══ GIVEN ENTRIES ══

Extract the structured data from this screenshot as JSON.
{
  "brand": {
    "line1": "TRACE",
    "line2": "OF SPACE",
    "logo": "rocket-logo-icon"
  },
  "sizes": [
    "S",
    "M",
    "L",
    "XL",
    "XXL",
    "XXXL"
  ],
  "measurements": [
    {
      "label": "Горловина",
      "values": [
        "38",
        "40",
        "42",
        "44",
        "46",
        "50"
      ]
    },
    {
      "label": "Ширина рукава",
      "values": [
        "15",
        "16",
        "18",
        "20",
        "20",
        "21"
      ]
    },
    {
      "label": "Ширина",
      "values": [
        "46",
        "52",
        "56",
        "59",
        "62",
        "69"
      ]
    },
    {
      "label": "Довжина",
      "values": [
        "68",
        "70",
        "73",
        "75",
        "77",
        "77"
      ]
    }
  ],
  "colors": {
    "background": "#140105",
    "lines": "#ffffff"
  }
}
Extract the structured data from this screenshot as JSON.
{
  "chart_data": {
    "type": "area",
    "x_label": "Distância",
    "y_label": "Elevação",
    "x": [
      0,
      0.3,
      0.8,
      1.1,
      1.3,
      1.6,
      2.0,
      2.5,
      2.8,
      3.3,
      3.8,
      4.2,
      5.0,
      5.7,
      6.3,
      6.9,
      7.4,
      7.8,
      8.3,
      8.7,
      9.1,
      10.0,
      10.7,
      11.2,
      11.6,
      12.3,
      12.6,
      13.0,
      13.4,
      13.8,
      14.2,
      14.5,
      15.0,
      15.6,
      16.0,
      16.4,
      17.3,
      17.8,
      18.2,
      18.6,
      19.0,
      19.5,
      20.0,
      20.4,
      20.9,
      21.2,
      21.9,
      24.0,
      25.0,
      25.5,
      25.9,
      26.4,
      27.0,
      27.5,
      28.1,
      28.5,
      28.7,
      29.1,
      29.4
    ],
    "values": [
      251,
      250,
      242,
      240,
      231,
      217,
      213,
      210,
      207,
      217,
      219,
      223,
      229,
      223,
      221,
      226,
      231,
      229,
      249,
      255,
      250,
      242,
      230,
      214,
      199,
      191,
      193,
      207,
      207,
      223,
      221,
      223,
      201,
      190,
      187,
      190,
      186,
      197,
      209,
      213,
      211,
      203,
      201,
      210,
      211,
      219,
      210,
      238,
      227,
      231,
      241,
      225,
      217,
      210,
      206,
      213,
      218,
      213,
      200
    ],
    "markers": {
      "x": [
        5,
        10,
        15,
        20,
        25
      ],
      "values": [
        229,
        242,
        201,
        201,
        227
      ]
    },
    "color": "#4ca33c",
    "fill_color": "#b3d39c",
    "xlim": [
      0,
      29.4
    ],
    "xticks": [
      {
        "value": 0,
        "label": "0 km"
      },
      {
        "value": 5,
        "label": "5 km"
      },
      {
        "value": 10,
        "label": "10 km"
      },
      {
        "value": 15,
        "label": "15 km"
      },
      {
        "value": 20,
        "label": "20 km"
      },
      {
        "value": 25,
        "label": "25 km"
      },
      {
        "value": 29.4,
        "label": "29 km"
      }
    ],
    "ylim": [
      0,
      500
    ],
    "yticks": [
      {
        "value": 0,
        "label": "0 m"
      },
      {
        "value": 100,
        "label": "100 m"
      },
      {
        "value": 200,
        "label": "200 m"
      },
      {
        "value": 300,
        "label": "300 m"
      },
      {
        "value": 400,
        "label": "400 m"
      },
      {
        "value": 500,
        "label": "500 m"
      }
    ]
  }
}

═══

Output the entries verbatim.

Extract the structured data from this screenshot as JSON.
{
  "brand": {
    "line1": "TRACE",
    "line2": "OF SPACE",
    "logo": "rocket-logo-icon"
  },
  "sizes": [
    "S",
    "M",
    "L",
    "XL",
    "XXL",
    "XXXL"
  ],
  "measurements": [
    {
      "label": "Горловина",
      "values": [
        "38",
        "40",
        "42",
        "44",
        "46",
        "50"
      ]
    },
    {
      "label": "Ширина рукава",
      "values": [
        "15",
        "16",
        "18",
        "20",
        "20",
        "21"
      ]
    },
    {
      "label": "Ширина",
      "values": [
        "46",
        "52",
        "56",
        "59",
        "62",
        "69"
      ]
    },
    {
      "label": "Довжина",
      "values": [
        "68",
        "70",
        "73",
        "75",
        "77",
        "77"
      ]
    }
  ],
  "colors": {
    "background": "#140105",
    "lines": "#ffffff"
  }
}
Extract the structured data from this screenshot as JSON.
{
  "chart_data": {
    "type": "area",
    "x_label": "Distância",
    "y_label": "Elevação",
    "x": [
      0,
      0.3,
      0.8,
      1.1,
      1.3,
      1.6,
      2.0,
      2.5,
      2.8,
      3.3,
      3.8,
      4.2,
      5.0,
      5.7,
      6.3,
      6.9,
      7.4,
      7.8,
      8.3,
      8.7,
      9.1,
      10.0,
      10.7,
      11.2,
      11.6,
      12.3,
      12.6,
      13.0,
      13.4,
      13.8,
      14.2,
      14.5,
      15.0,
      15.6,
      16.0,
      16.4,
      17.3,
      17.8,
      18.2,
      18.6,
      19.0,
      19.5,
      20.0,
      20.4,
      20.9,
      21.2,
      21.9,
      24.0,
      25.0,
      25.5,
      25.9,
      26.4,
      27.0,
      27.5,
      28.1,
      28.5,
      28.7,
      29.1,
      29.4
    ],
    "values": [
      251,
      250,
      242,
      240,
      231,
      217,
      213,
      210,
      207,
      217,
      219,
      223,
      229,
      223,
      221,
      226,
      231,
      229,
      249,
      255,
      250,
      242,
      230,
      214,
      199,
      191,
      193,
      207,
      207,
      223,
      221,
      223,
      201,
      190,
      187,
      190,
      186,
      197,
      209,
      213,
      211,
      203,
      201,
      210,
      211,
      219,
      210,
      238,
      227,
      231,
      241,
      225,
      217,
      210,
      206,
      213,
      218,
      213,
      200
    ],
    "markers": {
      "x": [
        5,
        10,
        15,
        20,
        25
      ],
      "values": [
        229,
        242,
        201,
        201,
        227
      ]
    },
    "color": "#4ca33c",
    "fill_color": "#b3d39c",
    "xlim": [
      0,
      29.4
    ],
    "xticks": [
      {
        "value": 0,
        "label": "0 km"
      },
      {
        "value": 5,
        "label": "5 km"
      },
      {
        "value": 10,
        "label": "10 km"
      },
      {
        "value": 15,
        "label": "15 km"
      },
      {
        "value": 20,
        "label": "20 km"
      },
      {
        "value": 25,
        "label": "25 km"
      },
      {
        "value": 29.4,
        "label": "29 km"
      }
    ],
    "ylim": [
      0,
      500
    ],
    "yticks": [
      {
        "value": 0,
        "label": "0 m"
      },
      {
        "value": 100,
        "label": "100 m"
      },
      {
        "value": 200,
        "label": "200 m"
      },
      {
        "value": 300,
        "label": "300 m"
      },
      {
        "value": 400,
        "label": "400 m"
      },
      {
        "value": 500,
        "label": "500 m"
      }
    ]
  }
}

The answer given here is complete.